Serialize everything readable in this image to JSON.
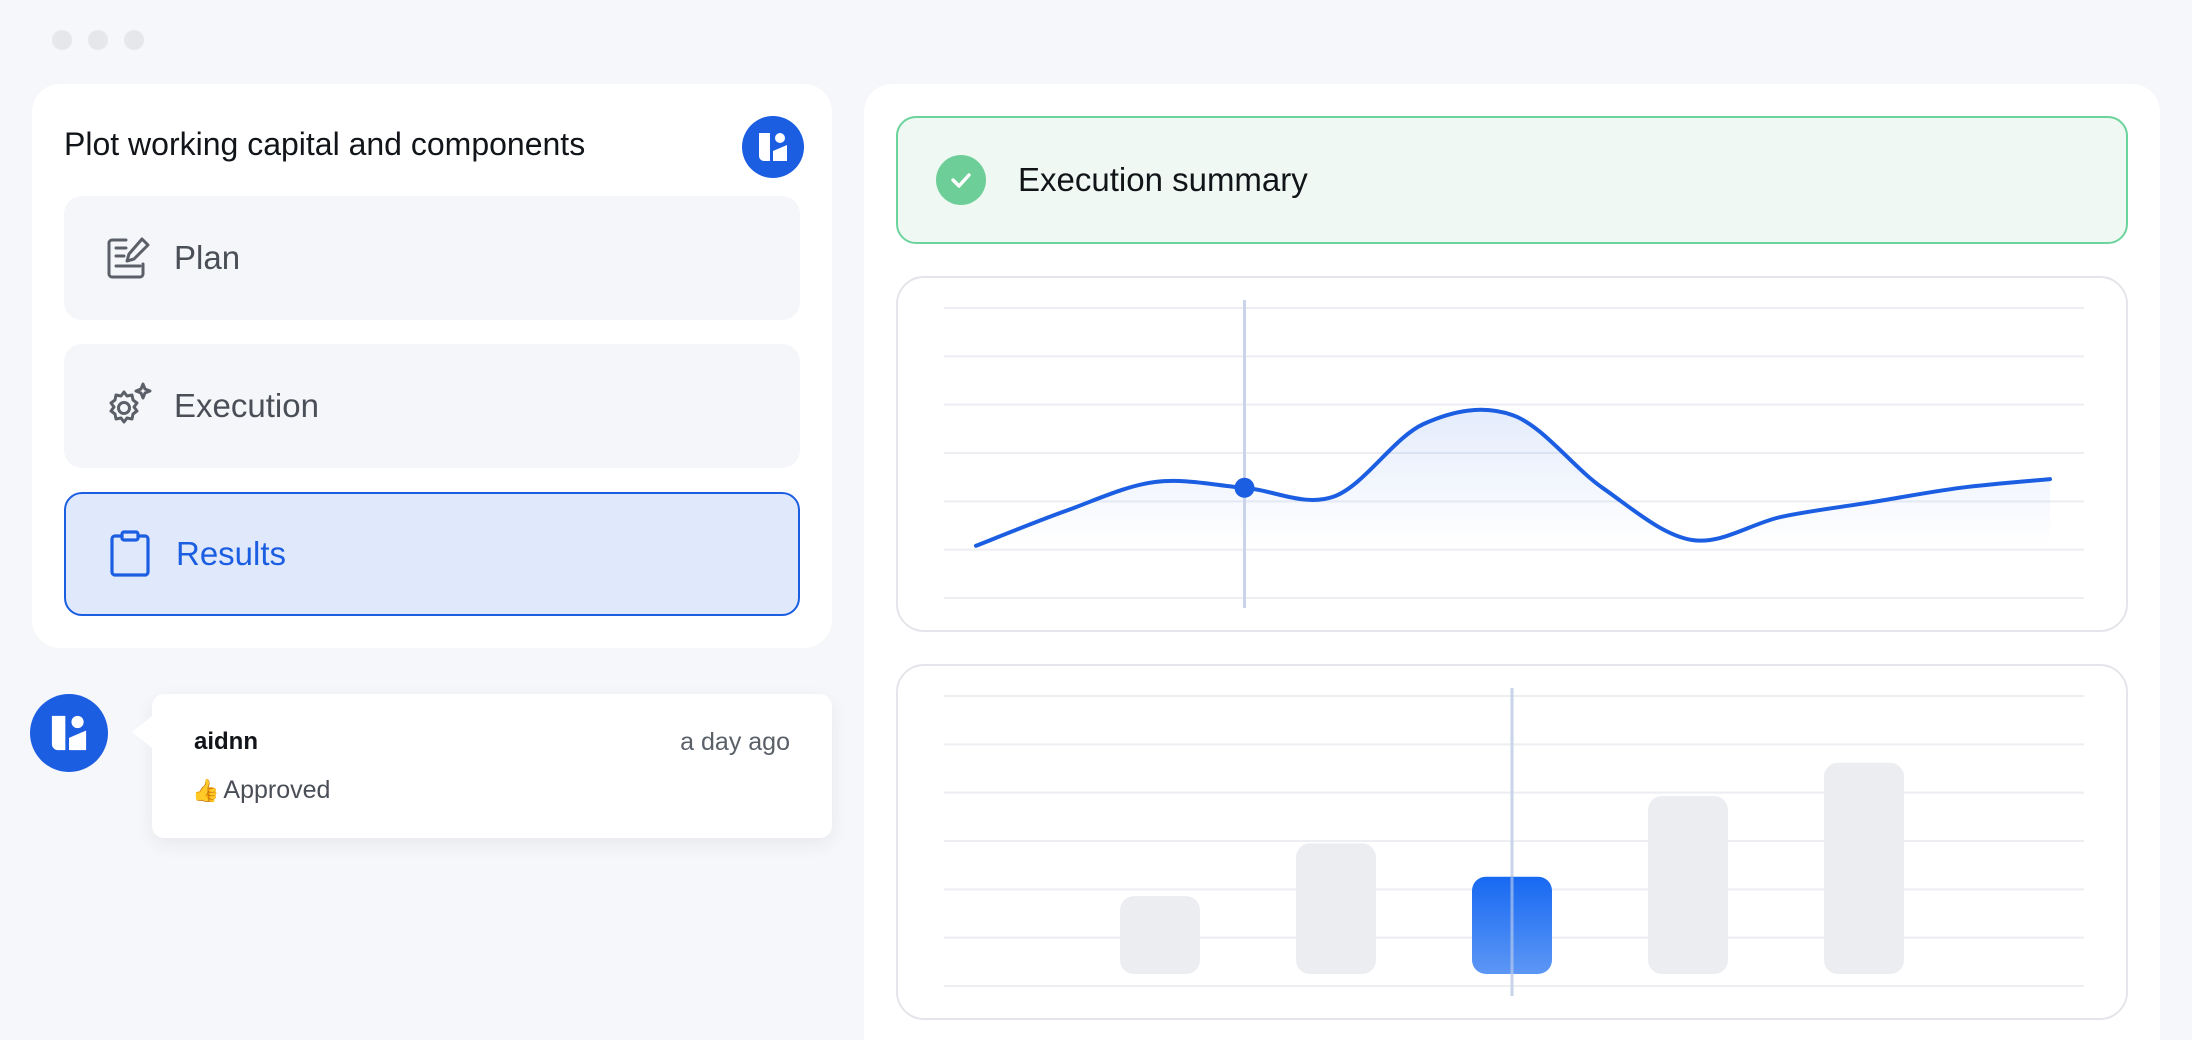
{
  "window": {
    "controls": [
      "close",
      "minimize",
      "maximize"
    ]
  },
  "task": {
    "title": "Plot working capital and components"
  },
  "steps": [
    {
      "label": "Plan",
      "icon": "edit-icon",
      "active": false
    },
    {
      "label": "Execution",
      "icon": "gear-sparkle-icon",
      "active": false
    },
    {
      "label": "Results",
      "icon": "clipboard-icon",
      "active": true
    }
  ],
  "comment": {
    "author": "aidnn",
    "time": "a day ago",
    "emoji": "👍",
    "text": "Approved"
  },
  "summary": {
    "label": "Execution summary",
    "icon": "check-circle-icon"
  },
  "colors": {
    "accent": "#1c5ee2",
    "success": "#6dcf97",
    "success_bg": "#eff8f2",
    "bar_inactive": "#ecedf1"
  },
  "chart_data": [
    {
      "type": "line",
      "x": [
        0,
        1,
        2,
        3,
        4,
        5,
        6,
        7,
        8,
        9,
        10,
        11,
        12
      ],
      "values": [
        18,
        30,
        40,
        38,
        35,
        60,
        63,
        38,
        20,
        28,
        33,
        38,
        41
      ],
      "highlight_index": 3,
      "ylim": [
        0,
        100
      ],
      "grid": true
    },
    {
      "type": "bar",
      "values": [
        28,
        47,
        35,
        64,
        76
      ],
      "highlight_index": 2,
      "ylim": [
        0,
        100
      ],
      "grid": true
    }
  ]
}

---*---

Instructions for the task:
Pictures in the records above are left out; print everything else exactly as written.

The reply:
Serialize everything readable in this image to JSON.
{
  "window": {
    "controls": [
      "close",
      "minimize",
      "maximize"
    ]
  },
  "task": {
    "title": "Plot working capital and components"
  },
  "steps": [
    {
      "label": "Plan",
      "icon": "edit-icon",
      "active": false
    },
    {
      "label": "Execution",
      "icon": "gear-sparkle-icon",
      "active": false
    },
    {
      "label": "Results",
      "icon": "clipboard-icon",
      "active": true
    }
  ],
  "comment": {
    "author": "aidnn",
    "time": "a day ago",
    "emoji": "👍",
    "text": "Approved"
  },
  "summary": {
    "label": "Execution summary",
    "icon": "check-circle-icon"
  },
  "colors": {
    "accent": "#1c5ee2",
    "success": "#6dcf97",
    "success_bg": "#eff8f2",
    "bar_inactive": "#ecedf1"
  },
  "chart_data": [
    {
      "type": "line",
      "x": [
        0,
        1,
        2,
        3,
        4,
        5,
        6,
        7,
        8,
        9,
        10,
        11,
        12
      ],
      "values": [
        18,
        30,
        40,
        38,
        35,
        60,
        63,
        38,
        20,
        28,
        33,
        38,
        41
      ],
      "highlight_index": 3,
      "ylim": [
        0,
        100
      ],
      "grid": true
    },
    {
      "type": "bar",
      "values": [
        28,
        47,
        35,
        64,
        76
      ],
      "highlight_index": 2,
      "ylim": [
        0,
        100
      ],
      "grid": true
    }
  ]
}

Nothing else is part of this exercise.